Data for processing
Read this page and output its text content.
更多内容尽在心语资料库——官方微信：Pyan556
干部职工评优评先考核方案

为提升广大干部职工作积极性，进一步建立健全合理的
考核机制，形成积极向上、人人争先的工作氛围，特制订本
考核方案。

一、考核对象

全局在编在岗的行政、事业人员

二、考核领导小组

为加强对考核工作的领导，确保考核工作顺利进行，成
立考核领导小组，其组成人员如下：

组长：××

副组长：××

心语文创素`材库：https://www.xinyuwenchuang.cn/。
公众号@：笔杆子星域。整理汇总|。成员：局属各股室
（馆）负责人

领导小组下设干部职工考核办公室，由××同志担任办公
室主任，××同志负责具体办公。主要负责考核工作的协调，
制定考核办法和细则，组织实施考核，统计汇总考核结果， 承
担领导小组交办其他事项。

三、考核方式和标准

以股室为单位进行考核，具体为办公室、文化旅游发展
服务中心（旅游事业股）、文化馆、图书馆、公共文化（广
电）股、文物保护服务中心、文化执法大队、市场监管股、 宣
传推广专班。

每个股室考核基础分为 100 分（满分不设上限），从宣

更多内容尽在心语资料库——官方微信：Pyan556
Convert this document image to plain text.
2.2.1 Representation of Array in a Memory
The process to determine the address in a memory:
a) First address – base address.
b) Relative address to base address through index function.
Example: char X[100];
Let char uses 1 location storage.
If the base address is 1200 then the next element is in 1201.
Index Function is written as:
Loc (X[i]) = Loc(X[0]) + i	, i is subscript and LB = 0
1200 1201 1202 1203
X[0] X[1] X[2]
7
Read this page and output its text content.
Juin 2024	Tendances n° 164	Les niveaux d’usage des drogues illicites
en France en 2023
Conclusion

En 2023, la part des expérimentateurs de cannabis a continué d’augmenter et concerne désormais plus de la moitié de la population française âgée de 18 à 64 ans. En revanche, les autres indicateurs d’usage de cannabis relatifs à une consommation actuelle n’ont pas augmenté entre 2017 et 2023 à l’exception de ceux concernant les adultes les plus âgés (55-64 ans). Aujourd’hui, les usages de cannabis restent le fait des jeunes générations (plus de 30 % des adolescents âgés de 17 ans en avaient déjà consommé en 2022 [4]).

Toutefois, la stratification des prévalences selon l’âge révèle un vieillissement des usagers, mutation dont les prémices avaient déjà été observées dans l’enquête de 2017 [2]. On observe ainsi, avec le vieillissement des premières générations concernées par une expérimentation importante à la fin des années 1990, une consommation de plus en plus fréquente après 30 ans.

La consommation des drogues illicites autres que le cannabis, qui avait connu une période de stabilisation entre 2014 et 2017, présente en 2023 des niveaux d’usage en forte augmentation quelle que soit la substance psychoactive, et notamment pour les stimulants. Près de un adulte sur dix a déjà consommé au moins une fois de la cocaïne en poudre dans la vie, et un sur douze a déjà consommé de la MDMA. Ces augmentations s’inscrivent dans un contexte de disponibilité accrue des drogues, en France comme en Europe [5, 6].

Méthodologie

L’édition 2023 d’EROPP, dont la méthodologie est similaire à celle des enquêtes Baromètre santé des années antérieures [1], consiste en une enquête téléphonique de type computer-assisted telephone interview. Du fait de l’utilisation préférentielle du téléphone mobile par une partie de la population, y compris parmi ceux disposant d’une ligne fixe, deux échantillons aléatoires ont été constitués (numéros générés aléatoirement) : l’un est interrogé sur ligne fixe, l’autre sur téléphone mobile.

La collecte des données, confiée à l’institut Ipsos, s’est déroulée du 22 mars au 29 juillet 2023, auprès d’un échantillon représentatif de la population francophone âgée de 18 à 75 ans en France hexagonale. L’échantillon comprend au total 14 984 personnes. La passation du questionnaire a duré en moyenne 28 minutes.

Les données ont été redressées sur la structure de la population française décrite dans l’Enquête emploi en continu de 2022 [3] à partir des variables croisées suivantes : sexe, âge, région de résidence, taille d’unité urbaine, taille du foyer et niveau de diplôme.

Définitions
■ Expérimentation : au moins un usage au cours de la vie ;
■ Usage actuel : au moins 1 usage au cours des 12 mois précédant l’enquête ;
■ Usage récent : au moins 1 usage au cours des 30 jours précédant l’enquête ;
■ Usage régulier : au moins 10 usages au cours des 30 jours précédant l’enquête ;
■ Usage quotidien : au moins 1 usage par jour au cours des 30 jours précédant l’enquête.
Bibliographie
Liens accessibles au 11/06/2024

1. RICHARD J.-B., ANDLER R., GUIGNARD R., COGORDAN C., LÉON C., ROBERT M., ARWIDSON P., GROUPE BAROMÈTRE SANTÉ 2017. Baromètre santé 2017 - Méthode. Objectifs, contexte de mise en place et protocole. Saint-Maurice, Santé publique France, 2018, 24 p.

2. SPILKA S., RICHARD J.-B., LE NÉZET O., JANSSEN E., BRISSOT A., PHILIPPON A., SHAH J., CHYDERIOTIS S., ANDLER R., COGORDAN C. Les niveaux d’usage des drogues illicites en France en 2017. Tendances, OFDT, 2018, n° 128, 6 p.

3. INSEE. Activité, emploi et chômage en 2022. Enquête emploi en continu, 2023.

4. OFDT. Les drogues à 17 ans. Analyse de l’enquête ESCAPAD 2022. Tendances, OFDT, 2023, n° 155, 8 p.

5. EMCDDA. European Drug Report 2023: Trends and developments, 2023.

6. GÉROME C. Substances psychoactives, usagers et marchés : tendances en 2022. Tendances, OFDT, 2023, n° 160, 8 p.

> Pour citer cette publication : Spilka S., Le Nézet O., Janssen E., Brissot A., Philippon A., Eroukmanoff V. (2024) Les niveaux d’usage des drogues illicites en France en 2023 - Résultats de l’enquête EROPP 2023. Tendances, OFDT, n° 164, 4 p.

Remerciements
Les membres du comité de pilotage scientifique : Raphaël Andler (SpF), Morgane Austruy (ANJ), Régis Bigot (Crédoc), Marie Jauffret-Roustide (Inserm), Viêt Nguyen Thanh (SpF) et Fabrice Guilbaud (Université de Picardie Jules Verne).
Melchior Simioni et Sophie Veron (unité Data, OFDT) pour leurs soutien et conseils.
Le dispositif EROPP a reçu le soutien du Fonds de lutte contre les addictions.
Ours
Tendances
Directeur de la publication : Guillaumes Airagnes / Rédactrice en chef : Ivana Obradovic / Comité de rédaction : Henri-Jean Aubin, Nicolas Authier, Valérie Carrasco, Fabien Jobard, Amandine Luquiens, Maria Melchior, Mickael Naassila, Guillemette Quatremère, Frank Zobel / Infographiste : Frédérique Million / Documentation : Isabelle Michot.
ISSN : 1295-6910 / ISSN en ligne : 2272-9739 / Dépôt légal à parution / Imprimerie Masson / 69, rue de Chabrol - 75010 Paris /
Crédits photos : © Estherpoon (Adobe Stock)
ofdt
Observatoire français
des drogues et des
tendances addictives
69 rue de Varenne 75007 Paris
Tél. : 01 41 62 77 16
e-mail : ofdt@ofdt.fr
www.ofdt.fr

Challenge
Repeat all of the records above exactly as they appear.

Answer to the exercise
Read this page and output its text content.
更多内容尽在心语资料库——官方微信：Pyan556
干部职工评优评先考核方案

为提升广大干部职工作积极性，进一步建立健全合理的
考核机制，形成积极向上、人人争先的工作氛围，特制订本
考核方案。

一、考核对象

全局在编在岗的行政、事业人员

二、考核领导小组

为加强对考核工作的领导，确保考核工作顺利进行，成
立考核领导小组，其组成人员如下：

组长：××

副组长：××

心语文创素`材库：https://www.xinyuwenchuang.cn/。
公众号@：笔杆子星域。整理汇总|。成员：局属各股室
（馆）负责人

领导小组下设干部职工考核办公室，由××同志担任办公
室主任，××同志负责具体办公。主要负责考核工作的协调，
制定考核办法和细则，组织实施考核，统计汇总考核结果， 承
担领导小组交办其他事项。

三、考核方式和标准

以股室为单位进行考核，具体为办公室、文化旅游发展
服务中心（旅游事业股）、文化馆、图书馆、公共文化（广
电）股、文物保护服务中心、文化执法大队、市场监管股、 宣
传推广专班。

每个股室考核基础分为 100 分（满分不设上限），从宣

更多内容尽在心语资料库——官方微信：Pyan556
Convert this document image to plain text.
2.2.1 Representation of Array in a Memory
The process to determine the address in a memory:
a) First address – base address.
b) Relative address to base address through index function.
Example: char X[100];
Let char uses 1 location storage.
If the base address is 1200 then the next element is in 1201.
Index Function is written as:
Loc (X[i]) = Loc(X[0]) + i	, i is subscript and LB = 0
1200 1201 1202 1203
X[0] X[1] X[2]
7
Read this page and output its text content.
Juin 2024	Tendances n° 164	Les niveaux d’usage des drogues illicites
en France en 2023
Conclusion

En 2023, la part des expérimentateurs de cannabis a continué d’augmenter et concerne désormais plus de la moitié de la population française âgée de 18 à 64 ans. En revanche, les autres indicateurs d’usage de cannabis relatifs à une consommation actuelle n’ont pas augmenté entre 2017 et 2023 à l’exception de ceux concernant les adultes les plus âgés (55-64 ans). Aujourd’hui, les usages de cannabis restent le fait des jeunes générations (plus de 30 % des adolescents âgés de 17 ans en avaient déjà consommé en 2022 [4]).

Toutefois, la stratification des prévalences selon l’âge révèle un vieillissement des usagers, mutation dont les prémices avaient déjà été observées dans l’enquête de 2017 [2]. On observe ainsi, avec le vieillissement des premières générations concernées par une expérimentation importante à la fin des années 1990, une consommation de plus en plus fréquente après 30 ans.

La consommation des drogues illicites autres que le cannabis, qui avait connu une période de stabilisation entre 2014 et 2017, présente en 2023 des niveaux d’usage en forte augmentation quelle que soit la substance psychoactive, et notamment pour les stimulants. Près de un adulte sur dix a déjà consommé au moins une fois de la cocaïne en poudre dans la vie, et un sur douze a déjà consommé de la MDMA. Ces augmentations s’inscrivent dans un contexte de disponibilité accrue des drogues, en France comme en Europe [5, 6].

Méthodologie

L’édition 2023 d’EROPP, dont la méthodologie est similaire à celle des enquêtes Baromètre santé des années antérieures [1], consiste en une enquête téléphonique de type computer-assisted telephone interview. Du fait de l’utilisation préférentielle du téléphone mobile par une partie de la population, y compris parmi ceux disposant d’une ligne fixe, deux échantillons aléatoires ont été constitués (numéros générés aléatoirement) : l’un est interrogé sur ligne fixe, l’autre sur téléphone mobile.

La collecte des données, confiée à l’institut Ipsos, s’est déroulée du 22 mars au 29 juillet 2023, auprès d’un échantillon représentatif de la population francophone âgée de 18 à 75 ans en France hexagonale. L’échantillon comprend au total 14 984 personnes. La passation du questionnaire a duré en moyenne 28 minutes.

Les données ont été redressées sur la structure de la population française décrite dans l’Enquête emploi en continu de 2022 [3] à partir des variables croisées suivantes : sexe, âge, région de résidence, taille d’unité urbaine, taille du foyer et niveau de diplôme.

Définitions
■ Expérimentation : au moins un usage au cours de la vie ;
■ Usage actuel : au moins 1 usage au cours des 12 mois précédant l’enquête ;
■ Usage récent : au moins 1 usage au cours des 30 jours précédant l’enquête ;
■ Usage régulier : au moins 10 usages au cours des 30 jours précédant l’enquête ;
■ Usage quotidien : au moins 1 usage par jour au cours des 30 jours précédant l’enquête.
Bibliographie
Liens accessibles au 11/06/2024

1. RICHARD J.-B., ANDLER R., GUIGNARD R., COGORDAN C., LÉON C., ROBERT M., ARWIDSON P., GROUPE BAROMÈTRE SANTÉ 2017. Baromètre santé 2017 - Méthode. Objectifs, contexte de mise en place et protocole. Saint-Maurice, Santé publique France, 2018, 24 p.

2. SPILKA S., RICHARD J.-B., LE NÉZET O., JANSSEN E., BRISSOT A., PHILIPPON A., SHAH J., CHYDERIOTIS S., ANDLER R., COGORDAN C. Les niveaux d’usage des drogues illicites en France en 2017. Tendances, OFDT, 2018, n° 128, 6 p.

3. INSEE. Activité, emploi et chômage en 2022. Enquête emploi en continu, 2023.

4. OFDT. Les drogues à 17 ans. Analyse de l’enquête ESCAPAD 2022. Tendances, OFDT, 2023, n° 155, 8 p.

5. EMCDDA. European Drug Report 2023: Trends and developments, 2023.

6. GÉROME C. Substances psychoactives, usagers et marchés : tendances en 2022. Tendances, OFDT, 2023, n° 160, 8 p.

> Pour citer cette publication : Spilka S., Le Nézet O., Janssen E., Brissot A., Philippon A., Eroukmanoff V. (2024) Les niveaux d’usage des drogues illicites en France en 2023 - Résultats de l’enquête EROPP 2023. Tendances, OFDT, n° 164, 4 p.

Remerciements
Les membres du comité de pilotage scientifique : Raphaël Andler (SpF), Morgane Austruy (ANJ), Régis Bigot (Crédoc), Marie Jauffret-Roustide (Inserm), Viêt Nguyen Thanh (SpF) et Fabrice Guilbaud (Université de Picardie Jules Verne).
Melchior Simioni et Sophie Veron (unité Data, OFDT) pour leurs soutien et conseils.
Le dispositif EROPP a reçu le soutien du Fonds de lutte contre les addictions.
Ours
Tendances
Directeur de la publication : Guillaumes Airagnes / Rédactrice en chef : Ivana Obradovic / Comité de rédaction : Henri-Jean Aubin, Nicolas Authier, Valérie Carrasco, Fabien Jobard, Amandine Luquiens, Maria Melchior, Mickael Naassila, Guillemette Quatremère, Frank Zobel / Infographiste : Frédérique Million / Documentation : Isabelle Michot.
ISSN : 1295-6910 / ISSN en ligne : 2272-9739 / Dépôt légal à parution / Imprimerie Masson / 69, rue de Chabrol - 75010 Paris /
Crédits photos : © Estherpoon (Adobe Stock)
ofdt
Observatoire français
des drogues et des
tendances addictives
69 rue de Varenne 75007 Paris
Tél. : 01 41 62 77 16
e-mail : ofdt@ofdt.fr
www.ofdt.fr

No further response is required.